● **What you should do**: With the pictures left out, copy the listing below exactly.

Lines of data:
== == ==
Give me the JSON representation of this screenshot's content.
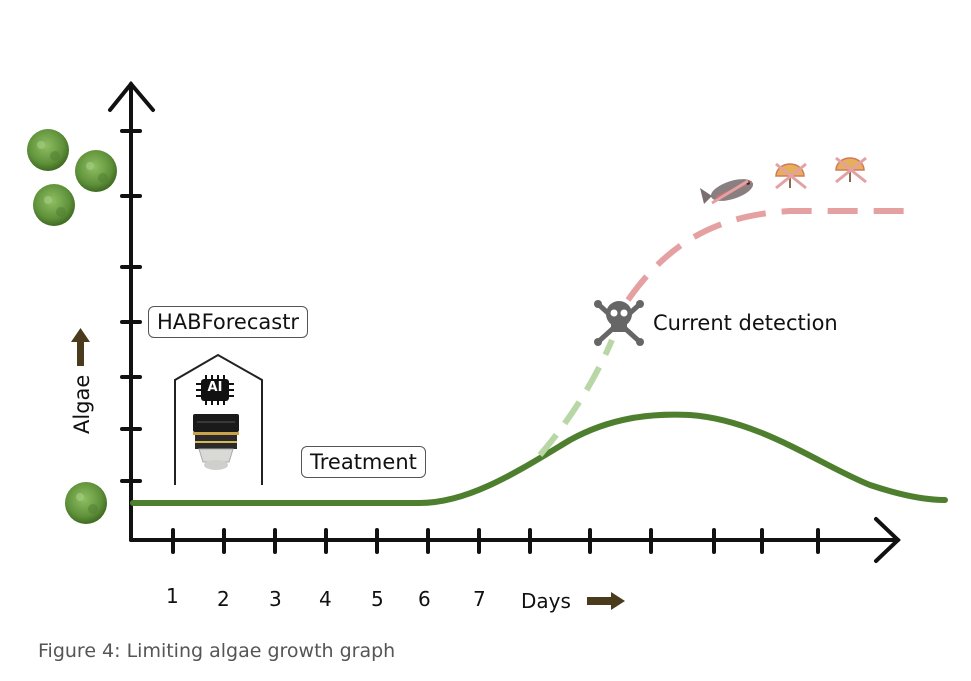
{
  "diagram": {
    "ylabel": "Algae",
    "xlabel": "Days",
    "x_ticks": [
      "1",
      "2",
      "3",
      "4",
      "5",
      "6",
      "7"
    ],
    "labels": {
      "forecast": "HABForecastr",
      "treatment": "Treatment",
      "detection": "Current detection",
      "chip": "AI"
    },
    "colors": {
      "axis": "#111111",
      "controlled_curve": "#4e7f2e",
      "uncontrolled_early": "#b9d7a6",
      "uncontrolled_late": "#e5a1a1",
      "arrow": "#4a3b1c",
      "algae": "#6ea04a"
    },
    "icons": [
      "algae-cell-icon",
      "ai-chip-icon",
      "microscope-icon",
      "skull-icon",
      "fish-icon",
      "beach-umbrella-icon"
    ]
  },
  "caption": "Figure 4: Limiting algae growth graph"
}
== == ==
● **Task answer**:
Give me the JSON representation of this screenshot's content.
{
  "diagram": {
    "ylabel": "Algae",
    "xlabel": "Days",
    "x_ticks": [
      "1",
      "2",
      "3",
      "4",
      "5",
      "6",
      "7"
    ],
    "labels": {
      "forecast": "HABForecastr",
      "treatment": "Treatment",
      "detection": "Current detection",
      "chip": "AI"
    },
    "colors": {
      "axis": "#111111",
      "controlled_curve": "#4e7f2e",
      "uncontrolled_early": "#b9d7a6",
      "uncontrolled_late": "#e5a1a1",
      "arrow": "#4a3b1c",
      "algae": "#6ea04a"
    },
    "icons": [
      "algae-cell-icon",
      "ai-chip-icon",
      "microscope-icon",
      "skull-icon",
      "fish-icon",
      "beach-umbrella-icon"
    ]
  },
  "caption": "Figure 4: Limiting algae growth graph"
}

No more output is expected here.